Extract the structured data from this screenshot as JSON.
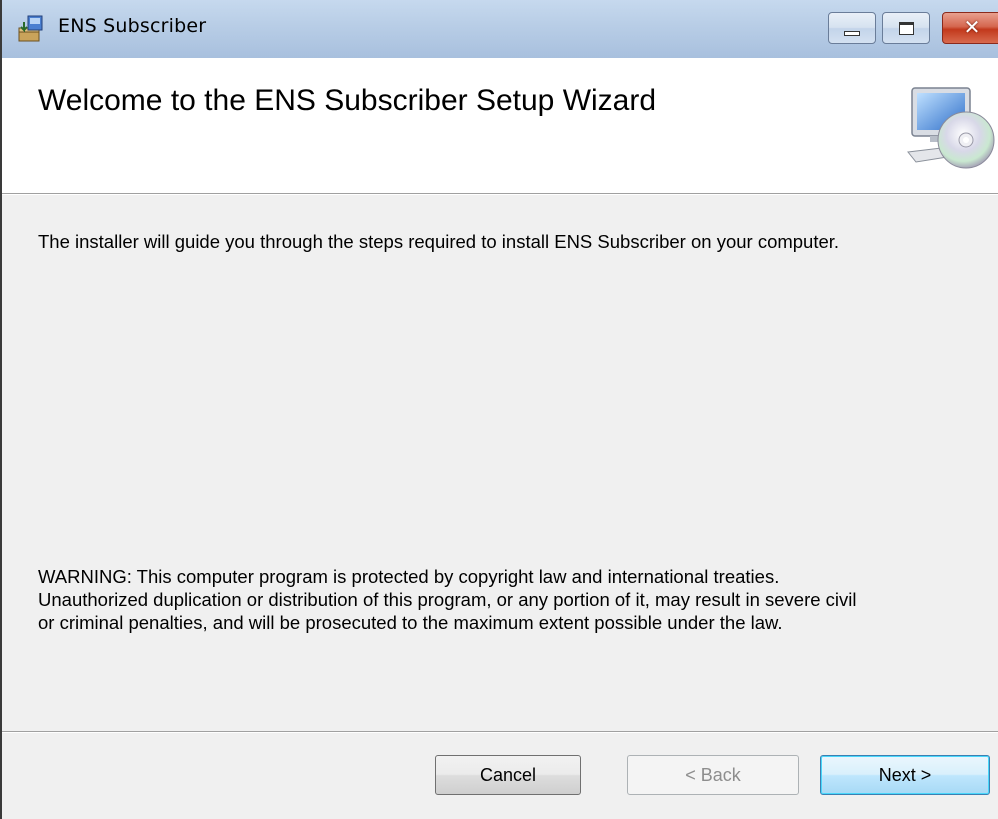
{
  "window": {
    "title": "ENS Subscriber",
    "controls": {
      "minimize_icon": "minimize-icon",
      "maximize_icon": "maximize-icon",
      "close_icon": "close-icon",
      "close_glyph": "✕"
    },
    "title_icon": "installer-icon"
  },
  "banner": {
    "title": "Welcome to the ENS Subscriber Setup Wizard",
    "icon": "computer-cd-icon"
  },
  "body": {
    "intro": "The installer will guide you through the steps required to install ENS Subscriber on your computer.",
    "warning_lines": [
      "WARNING: This computer program is protected by copyright law and international treaties.",
      "Unauthorized duplication or distribution of this program, or any portion of it, may result in severe civil",
      "or criminal penalties, and will be prosecuted to the maximum extent possible under the law."
    ]
  },
  "footer": {
    "cancel_label": "Cancel",
    "back_label": "< Back",
    "next_label": "Next >"
  },
  "colors": {
    "titlebar": "#b8cde6",
    "close_button": "#c2391c",
    "dialog_background": "#f0f0f0",
    "default_button_border": "#3c7fb1"
  }
}
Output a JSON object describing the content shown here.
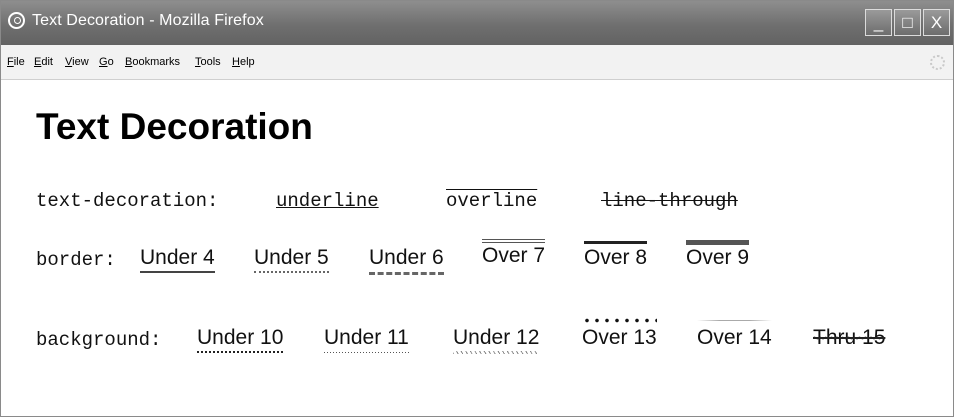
{
  "window": {
    "title": "Text Decoration - Mozilla Firefox",
    "buttons": {
      "minimize": "_",
      "maximize": "□",
      "close": "X"
    }
  },
  "menu": [
    {
      "label": "File",
      "accel": "F",
      "rest": "ile"
    },
    {
      "label": "Edit",
      "accel": "E",
      "rest": "dit"
    },
    {
      "label": "View",
      "accel": "V",
      "rest": "iew"
    },
    {
      "label": "Go",
      "accel": "G",
      "rest": "o"
    },
    {
      "label": "Bookmarks",
      "accel": "B",
      "rest": "ookmarks"
    },
    {
      "label": "Tools",
      "accel": "T",
      "rest": "ools"
    },
    {
      "label": "Help",
      "accel": "H",
      "rest": "elp"
    }
  ],
  "page": {
    "heading": "Text Decoration",
    "row1": {
      "label": "text-decoration:",
      "items": [
        "underline",
        "overline",
        "line-through"
      ]
    },
    "row2": {
      "label": "border:",
      "items": [
        "Under 4",
        "Under 5",
        "Under 6",
        "Over 7",
        "Over 8",
        "Over 9"
      ]
    },
    "row3": {
      "label": "background:",
      "items": [
        "Under 10",
        "Under 11",
        "Under 12",
        "Over 13",
        "Over 14",
        "Thru 15"
      ]
    }
  }
}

Short problem ->
List every line above that contains the word "accel".

Answer in full ->
      "accel": "F",
      "accel": "E",
      "accel": "V",
      "accel": "G",
      "accel": "B",
      "accel": "T",
      "accel": "H",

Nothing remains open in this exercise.